* Task to complete
Check every line below for the word "Australian" and give only the number of lines where it appears.

╭─ Input data

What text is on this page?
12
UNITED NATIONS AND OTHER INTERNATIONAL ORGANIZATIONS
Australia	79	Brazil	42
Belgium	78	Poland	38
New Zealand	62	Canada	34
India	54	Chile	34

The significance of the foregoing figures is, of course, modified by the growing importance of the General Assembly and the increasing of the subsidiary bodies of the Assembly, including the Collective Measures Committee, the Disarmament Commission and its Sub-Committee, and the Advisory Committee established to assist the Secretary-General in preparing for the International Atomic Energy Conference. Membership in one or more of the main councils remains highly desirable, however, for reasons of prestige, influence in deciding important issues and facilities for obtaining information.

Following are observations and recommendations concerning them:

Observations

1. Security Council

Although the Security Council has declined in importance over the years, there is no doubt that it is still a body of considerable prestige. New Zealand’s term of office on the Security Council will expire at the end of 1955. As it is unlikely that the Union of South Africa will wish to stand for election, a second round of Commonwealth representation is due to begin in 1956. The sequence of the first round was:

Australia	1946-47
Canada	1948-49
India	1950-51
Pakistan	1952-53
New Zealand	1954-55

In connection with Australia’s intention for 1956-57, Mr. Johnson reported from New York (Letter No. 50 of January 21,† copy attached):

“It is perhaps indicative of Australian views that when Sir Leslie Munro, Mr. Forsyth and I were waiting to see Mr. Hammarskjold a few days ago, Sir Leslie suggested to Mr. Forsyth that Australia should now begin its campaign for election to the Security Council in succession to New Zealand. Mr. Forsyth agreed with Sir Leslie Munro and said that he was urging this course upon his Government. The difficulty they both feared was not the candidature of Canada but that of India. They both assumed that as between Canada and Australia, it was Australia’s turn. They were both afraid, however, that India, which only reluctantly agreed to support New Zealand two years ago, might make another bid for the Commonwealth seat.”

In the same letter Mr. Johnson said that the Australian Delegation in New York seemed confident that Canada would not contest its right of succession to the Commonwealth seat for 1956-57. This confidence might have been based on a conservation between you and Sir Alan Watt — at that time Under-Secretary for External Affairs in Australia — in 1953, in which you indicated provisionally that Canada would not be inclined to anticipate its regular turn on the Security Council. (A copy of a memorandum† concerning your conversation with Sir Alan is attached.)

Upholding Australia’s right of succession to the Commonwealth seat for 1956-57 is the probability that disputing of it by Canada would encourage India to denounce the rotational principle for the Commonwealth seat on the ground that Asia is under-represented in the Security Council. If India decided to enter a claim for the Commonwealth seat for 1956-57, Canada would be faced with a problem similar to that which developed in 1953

╰─

* The output
2